:: Work to be completed ::
With pictures omitted, copy exactly the lines from the one containing "What does this" through the end of the records below.

###

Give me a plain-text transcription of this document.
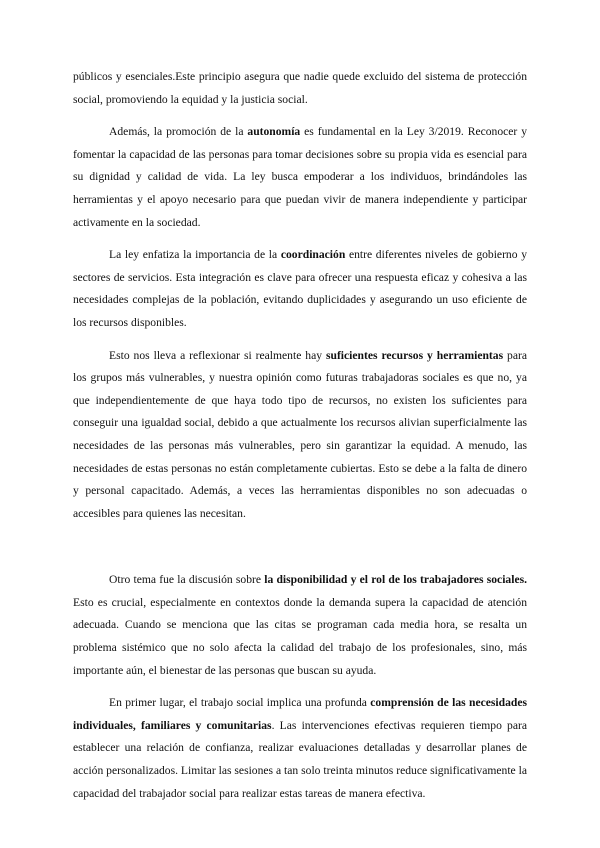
públicos y esenciales.Este principio asegura que nadie quede excluido del sistema de protección social, promoviendo la equidad y la justicia social.

Además, la promoción de la autonomía es fundamental en la Ley 3/2019. Reconocer y fomentar la capacidad de las personas para tomar decisiones sobre su propia vida es esencial para su dignidad y calidad de vida. La ley busca empoderar a los individuos, brindándoles las herramientas y el apoyo necesario para que puedan vivir de manera independiente y participar activamente en la sociedad.

La ley enfatiza la importancia de la coordinación entre diferentes niveles de gobierno y sectores de servicios. Esta integración es clave para ofrecer una respuesta eficaz y cohesiva a las necesidades complejas de la población, evitando duplicidades y asegurando un uso eficiente de los recursos disponibles.

Esto nos lleva a reflexionar si realmente hay suficientes recursos y herramientas para los grupos más vulnerables, y nuestra opinión como futuras trabajadoras sociales es que no, ya que independientemente de que haya todo tipo de recursos, no existen los suficientes para conseguir una igualdad social, debido a que actualmente los recursos alivian superficialmente las necesidades de las personas más vulnerables, pero sin garantizar la equidad. A menudo, las necesidades de estas personas no están completamente cubiertas. Esto se debe a la falta de dinero y personal capacitado. Además, a veces las herramientas disponibles no son adecuadas o accesibles para quienes las necesitan.

Otro tema fue la discusión sobre la disponibilidad y el rol de los trabajadores sociales. Esto es crucial, especialmente en contextos donde la demanda supera la capacidad de atención adecuada. Cuando se menciona que las citas se programan cada media hora, se resalta un problema sistémico que no solo afecta la calidad del trabajo de los profesionales, sino, más importante aún, el bienestar de las personas que buscan su ayuda.

En primer lugar, el trabajo social implica una profunda comprensión de las necesidades individuales, familiares y comunitarias. Las intervenciones efectivas requieren tiempo para establecer una relación de confianza, realizar evaluaciones detalladas y desarrollar planes de acción personalizados. Limitar las sesiones a tan solo treinta minutos reduce significativamente la capacidad del trabajador social para realizar estas tareas de manera efectiva.
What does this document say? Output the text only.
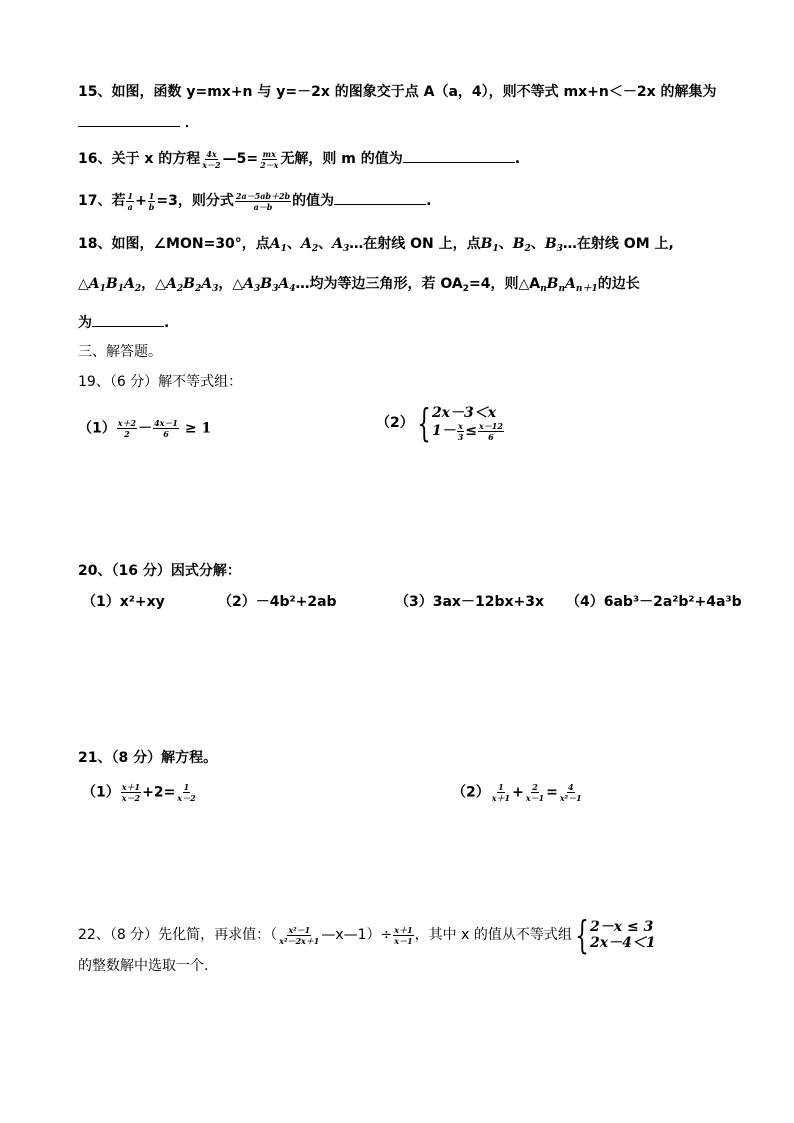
15、如图，函数 y=mx+n 与 y=－2x 的图象交于点 A（a，4），则不等式 mx+n＜－2x 的解集为
．
16、关于 x 的方程 $\frac{4x}{x-2}$ —5= $\frac{mx}{2-x}$ 无解，则 m 的值为	.
17、若 $\frac{1}{a} + \frac{1}{b} =3$，则分式 $\frac{2a-5ab+2b}{a-b}$ 的值为	.
18、如图，∠MON=30°，点$A_1$、$A_2$、$A_3\dots$在射线 ON 上，点$B_1$、$B_2$、$B_3\dots$在射线 OM 上,
$\triangle A_1B_1A_2$，$\triangle A_2B_2A_3$，$\triangle A_3B_3A_4\dots$均为等边三角形，若 $OA_2=4$，则$\triangle A_nB_nA_{n+1}$的边长
为	.
三、解答题。
19、（6 分）解不等式组：
$(1) \frac{x+2}{2} - \frac{4x-1}{6} \ge 1$	（2） { 2x－3＜x
$1- \frac{x}{3} \le \frac{x-12}{6}$
20、（16 分）因式分解：
（1）x²+xy	（2）－4b²+2ab	（3）3ax－12bx+3x （4）6ab³－2a²b²+4a³b
21、（8 分）解方程。
$(1) \frac{x+1}{x-2} +2= \frac{1}{x-2}$	$(2) \frac{1}{x+1} + \frac{2}{x-1} = \frac{4}{\text{x²－1}}$
22、（8 分）先化简，再求值：（ $\frac{\text{x²－1}}{\text{x²－2x＋1}}$ —x—1）÷ $\frac{x+1}{x-1}$ ，其中 x 的值从不等式组 { 2－x ≤ 3
2x－4＜1
的整数解中选取一个.
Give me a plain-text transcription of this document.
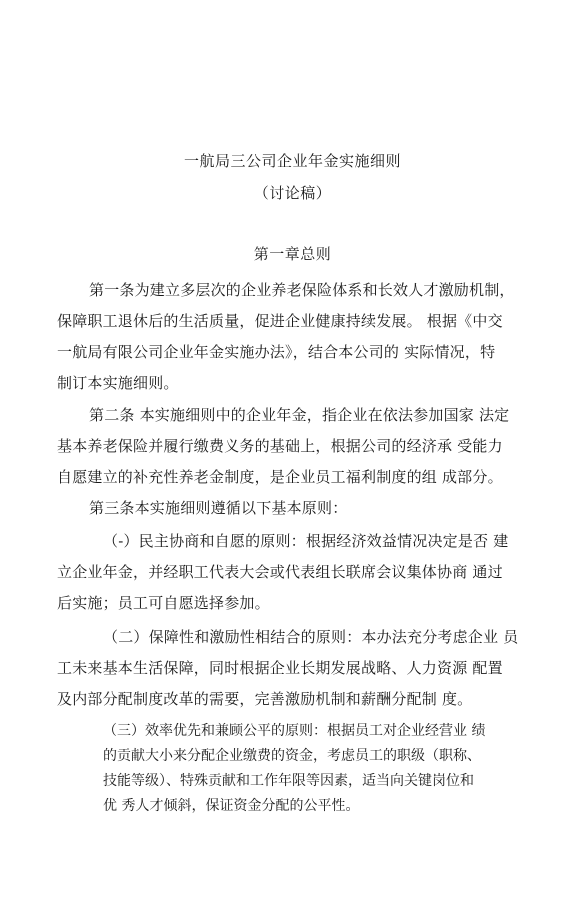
一航局三公司企业年金实施细则
（讨论稿）
第一章总则
第一条为建立多层次的企业养老保险体系和长效人才激励机制，
保障职工退休后的生活质量，促进企业健康持续发展。 根据《中交
一航局有限公司企业年金实施办法》，结合本公司的 实际情况，特
制订本实施细则。
第二条 本实施细则中的企业年金，指企业在依法参加国家 法定
基本养老保险并履行缴费义务的基础上，根据公司的经济承 受能力
自愿建立的补充性养老金制度，是企业员工福利制度的组 成部分。
第三条本实施细则遵循以下基本原则：
（-）民主协商和自愿的原则：根据经济效益情况决定是否 建
立企业年金，并经职工代表大会或代表组长联席会议集体协商 通过
后实施；员工可自愿选择参加。
（二）保障性和激励性相结合的原则：本办法充分考虑企业 员
工未来基本生活保障，同时根据企业长期发展战略、人力资源 配置
及内部分配制度改革的需要，完善激励机制和薪酬分配制 度。
（三）效率优先和兼顾公平的原则：根据员工对企业经营业 绩
的贡献大小来分配企业缴费的资金，考虑员工的职级（职称、
技能等级）、特殊贡献和工作年限等因素，适当向关键岗位和
优 秀人才倾斜，保证资金分配的公平性。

###

:: Task response ::
What does this document say? Output the text only.
15、如图，函数 y=mx+n 与 y=－2x 的图象交于点 A（a，4），则不等式 mx+n＜－2x 的解集为
．
16、关于 x 的方程 $\frac{4x}{x-2}$ —5= $\frac{mx}{2-x}$ 无解，则 m 的值为	.
17、若 $\frac{1}{a} + \frac{1}{b} =3$，则分式 $\frac{2a-5ab+2b}{a-b}$ 的值为	.
18、如图，∠MON=30°，点$A_1$、$A_2$、$A_3\dots$在射线 ON 上，点$B_1$、$B_2$、$B_3\dots$在射线 OM 上,
$\triangle A_1B_1A_2$，$\triangle A_2B_2A_3$，$\triangle A_3B_3A_4\dots$均为等边三角形，若 $OA_2=4$，则$\triangle A_nB_nA_{n+1}$的边长
为	.
三、解答题。
19、（6 分）解不等式组：
$(1) \frac{x+2}{2} - \frac{4x-1}{6} \ge 1$	（2） { 2x－3＜x
$1- \frac{x}{3} \le \frac{x-12}{6}$
20、（16 分）因式分解：
（1）x²+xy	（2）－4b²+2ab	（3）3ax－12bx+3x （4）6ab³－2a²b²+4a³b
21、（8 分）解方程。
$(1) \frac{x+1}{x-2} +2= \frac{1}{x-2}$	$(2) \frac{1}{x+1} + \frac{2}{x-1} = \frac{4}{\text{x²－1}}$
22、（8 分）先化简，再求值：（ $\frac{\text{x²－1}}{\text{x²－2x＋1}}$ —x—1）÷ $\frac{x+1}{x-1}$ ，其中 x 的值从不等式组 { 2－x ≤ 3
2x－4＜1
的整数解中选取一个.
Give me a plain-text transcription of this document.
一航局三公司企业年金实施细则
（讨论稿）
第一章总则
第一条为建立多层次的企业养老保险体系和长效人才激励机制，
保障职工退休后的生活质量，促进企业健康持续发展。 根据《中交
一航局有限公司企业年金实施办法》，结合本公司的 实际情况，特
制订本实施细则。
第二条 本实施细则中的企业年金，指企业在依法参加国家 法定
基本养老保险并履行缴费义务的基础上，根据公司的经济承 受能力
自愿建立的补充性养老金制度，是企业员工福利制度的组 成部分。
第三条本实施细则遵循以下基本原则：
（-）民主协商和自愿的原则：根据经济效益情况决定是否 建
立企业年金，并经职工代表大会或代表组长联席会议集体协商 通过
后实施；员工可自愿选择参加。
（二）保障性和激励性相结合的原则：本办法充分考虑企业 员
工未来基本生活保障，同时根据企业长期发展战略、人力资源 配置
及内部分配制度改革的需要，完善激励机制和薪酬分配制 度。
（三）效率优先和兼顾公平的原则：根据员工对企业经营业 绩
的贡献大小来分配企业缴费的资金，考虑员工的职级（职称、
技能等级）、特殊贡献和工作年限等因素，适当向关键岗位和
优 秀人才倾斜，保证资金分配的公平性。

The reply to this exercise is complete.